| Provided entries |

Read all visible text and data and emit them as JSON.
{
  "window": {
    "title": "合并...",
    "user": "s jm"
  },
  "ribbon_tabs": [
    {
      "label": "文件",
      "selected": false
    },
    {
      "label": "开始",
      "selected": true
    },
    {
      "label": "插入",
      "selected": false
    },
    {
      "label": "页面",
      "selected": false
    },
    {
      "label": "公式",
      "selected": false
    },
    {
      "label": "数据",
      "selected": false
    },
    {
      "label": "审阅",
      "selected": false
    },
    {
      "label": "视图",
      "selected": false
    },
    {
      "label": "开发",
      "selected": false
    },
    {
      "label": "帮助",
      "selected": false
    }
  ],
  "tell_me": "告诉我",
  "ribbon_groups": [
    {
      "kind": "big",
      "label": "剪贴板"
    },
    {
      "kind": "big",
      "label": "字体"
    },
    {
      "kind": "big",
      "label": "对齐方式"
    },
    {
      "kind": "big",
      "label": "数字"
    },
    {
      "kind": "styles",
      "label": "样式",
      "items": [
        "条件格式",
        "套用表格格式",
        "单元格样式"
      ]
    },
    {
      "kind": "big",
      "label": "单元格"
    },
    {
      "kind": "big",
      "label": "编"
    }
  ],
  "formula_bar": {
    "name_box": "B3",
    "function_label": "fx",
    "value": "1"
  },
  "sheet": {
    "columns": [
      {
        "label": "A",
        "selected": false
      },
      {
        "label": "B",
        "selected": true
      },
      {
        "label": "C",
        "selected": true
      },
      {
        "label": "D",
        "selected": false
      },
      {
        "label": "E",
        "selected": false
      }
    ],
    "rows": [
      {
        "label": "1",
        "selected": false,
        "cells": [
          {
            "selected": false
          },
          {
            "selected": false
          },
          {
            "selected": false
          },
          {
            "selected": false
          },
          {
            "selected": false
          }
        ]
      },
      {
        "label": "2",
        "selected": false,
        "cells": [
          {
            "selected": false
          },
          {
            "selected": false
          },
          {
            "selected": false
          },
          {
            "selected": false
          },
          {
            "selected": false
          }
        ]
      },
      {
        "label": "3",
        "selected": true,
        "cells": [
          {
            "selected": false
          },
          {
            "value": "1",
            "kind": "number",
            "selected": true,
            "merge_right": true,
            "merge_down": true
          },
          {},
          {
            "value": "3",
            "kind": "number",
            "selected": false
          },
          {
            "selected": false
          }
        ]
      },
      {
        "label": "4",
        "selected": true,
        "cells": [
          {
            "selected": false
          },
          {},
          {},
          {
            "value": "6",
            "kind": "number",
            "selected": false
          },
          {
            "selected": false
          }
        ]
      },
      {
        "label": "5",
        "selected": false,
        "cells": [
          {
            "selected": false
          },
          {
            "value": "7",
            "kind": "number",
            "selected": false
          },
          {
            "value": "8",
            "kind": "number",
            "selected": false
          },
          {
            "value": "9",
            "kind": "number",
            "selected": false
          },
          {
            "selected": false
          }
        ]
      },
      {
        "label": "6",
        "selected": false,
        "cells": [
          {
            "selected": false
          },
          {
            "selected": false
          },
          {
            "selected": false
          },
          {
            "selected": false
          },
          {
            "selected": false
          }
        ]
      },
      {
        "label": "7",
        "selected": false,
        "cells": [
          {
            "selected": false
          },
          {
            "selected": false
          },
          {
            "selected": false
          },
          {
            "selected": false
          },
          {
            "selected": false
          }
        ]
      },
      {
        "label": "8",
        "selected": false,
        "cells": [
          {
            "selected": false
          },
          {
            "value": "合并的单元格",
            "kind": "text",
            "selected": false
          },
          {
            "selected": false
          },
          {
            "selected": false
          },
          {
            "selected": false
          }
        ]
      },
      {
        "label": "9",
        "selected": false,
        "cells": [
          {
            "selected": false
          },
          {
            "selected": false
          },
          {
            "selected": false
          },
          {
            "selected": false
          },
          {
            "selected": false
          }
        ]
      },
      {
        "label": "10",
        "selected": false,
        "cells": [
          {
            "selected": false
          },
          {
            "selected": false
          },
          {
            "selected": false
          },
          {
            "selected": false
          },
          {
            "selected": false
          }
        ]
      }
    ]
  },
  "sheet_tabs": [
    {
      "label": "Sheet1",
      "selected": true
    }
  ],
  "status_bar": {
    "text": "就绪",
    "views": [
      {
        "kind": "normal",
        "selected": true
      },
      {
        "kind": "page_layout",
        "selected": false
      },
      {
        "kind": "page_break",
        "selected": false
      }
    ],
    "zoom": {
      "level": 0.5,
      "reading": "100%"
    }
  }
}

| Goal of the exercise |
Each entry above needs to be retyped exactly.

| Output of the task |
Read all visible text and data and emit them as JSON.
{
  "window": {
    "title": "合并...",
    "user": "s jm"
  },
  "ribbon_tabs": [
    {
      "label": "文件",
      "selected": false
    },
    {
      "label": "开始",
      "selected": true
    },
    {
      "label": "插入",
      "selected": false
    },
    {
      "label": "页面",
      "selected": false
    },
    {
      "label": "公式",
      "selected": false
    },
    {
      "label": "数据",
      "selected": false
    },
    {
      "label": "审阅",
      "selected": false
    },
    {
      "label": "视图",
      "selected": false
    },
    {
      "label": "开发",
      "selected": false
    },
    {
      "label": "帮助",
      "selected": false
    }
  ],
  "tell_me": "告诉我",
  "ribbon_groups": [
    {
      "kind": "big",
      "label": "剪贴板"
    },
    {
      "kind": "big",
      "label": "字体"
    },
    {
      "kind": "big",
      "label": "对齐方式"
    },
    {
      "kind": "big",
      "label": "数字"
    },
    {
      "kind": "styles",
      "label": "样式",
      "items": [
        "条件格式",
        "套用表格格式",
        "单元格样式"
      ]
    },
    {
      "kind": "big",
      "label": "单元格"
    },
    {
      "kind": "big",
      "label": "编"
    }
  ],
  "formula_bar": {
    "name_box": "B3",
    "function_label": "fx",
    "value": "1"
  },
  "sheet": {
    "columns": [
      {
        "label": "A",
        "selected": false
      },
      {
        "label": "B",
        "selected": true
      },
      {
        "label": "C",
        "selected": true
      },
      {
        "label": "D",
        "selected": false
      },
      {
        "label": "E",
        "selected": false
      }
    ],
    "rows": [
      {
        "label": "1",
        "selected": false,
        "cells": [
          {
            "selected": false
          },
          {
            "selected": false
          },
          {
            "selected": false
          },
          {
            "selected": false
          },
          {
            "selected": false
          }
        ]
      },
      {
        "label": "2",
        "selected": false,
        "cells": [
          {
            "selected": false
          },
          {
            "selected": false
          },
          {
            "selected": false
          },
          {
            "selected": false
          },
          {
            "selected": false
          }
        ]
      },
      {
        "label": "3",
        "selected": true,
        "cells": [
          {
            "selected": false
          },
          {
            "value": "1",
            "kind": "number",
            "selected": true,
            "merge_right": true,
            "merge_down": true
          },
          {},
          {
            "value": "3",
            "kind": "number",
            "selected": false
          },
          {
            "selected": false
          }
        ]
      },
      {
        "label": "4",
        "selected": true,
        "cells": [
          {
            "selected": false
          },
          {},
          {},
          {
            "value": "6",
            "kind": "number",
            "selected": false
          },
          {
            "selected": false
          }
        ]
      },
      {
        "label": "5",
        "selected": false,
        "cells": [
          {
            "selected": false
          },
          {
            "value": "7",
            "kind": "number",
            "selected": false
          },
          {
            "value": "8",
            "kind": "number",
            "selected": false
          },
          {
            "value": "9",
            "kind": "number",
            "selected": false
          },
          {
            "selected": false
          }
        ]
      },
      {
        "label": "6",
        "selected": false,
        "cells": [
          {
            "selected": false
          },
          {
            "selected": false
          },
          {
            "selected": false
          },
          {
            "selected": false
          },
          {
            "selected": false
          }
        ]
      },
      {
        "label": "7",
        "selected": false,
        "cells": [
          {
            "selected": false
          },
          {
            "selected": false
          },
          {
            "selected": false
          },
          {
            "selected": false
          },
          {
            "selected": false
          }
        ]
      },
      {
        "label": "8",
        "selected": false,
        "cells": [
          {
            "selected": false
          },
          {
            "value": "合并的单元格",
            "kind": "text",
            "selected": false
          },
          {
            "selected": false
          },
          {
            "selected": false
          },
          {
            "selected": false
          }
        ]
      },
      {
        "label": "9",
        "selected": false,
        "cells": [
          {
            "selected": false
          },
          {
            "selected": false
          },
          {
            "selected": false
          },
          {
            "selected": false
          },
          {
            "selected": false
          }
        ]
      },
      {
        "label": "10",
        "selected": false,
        "cells": [
          {
            "selected": false
          },
          {
            "selected": false
          },
          {
            "selected": false
          },
          {
            "selected": false
          },
          {
            "selected": false
          }
        ]
      }
    ]
  },
  "sheet_tabs": [
    {
      "label": "Sheet1",
      "selected": true
    }
  ],
  "status_bar": {
    "text": "就绪",
    "views": [
      {
        "kind": "normal",
        "selected": true
      },
      {
        "kind": "page_layout",
        "selected": false
      },
      {
        "kind": "page_break",
        "selected": false
      }
    ],
    "zoom": {
      "level": 0.5,
      "reading": "100%"
    }
  }
}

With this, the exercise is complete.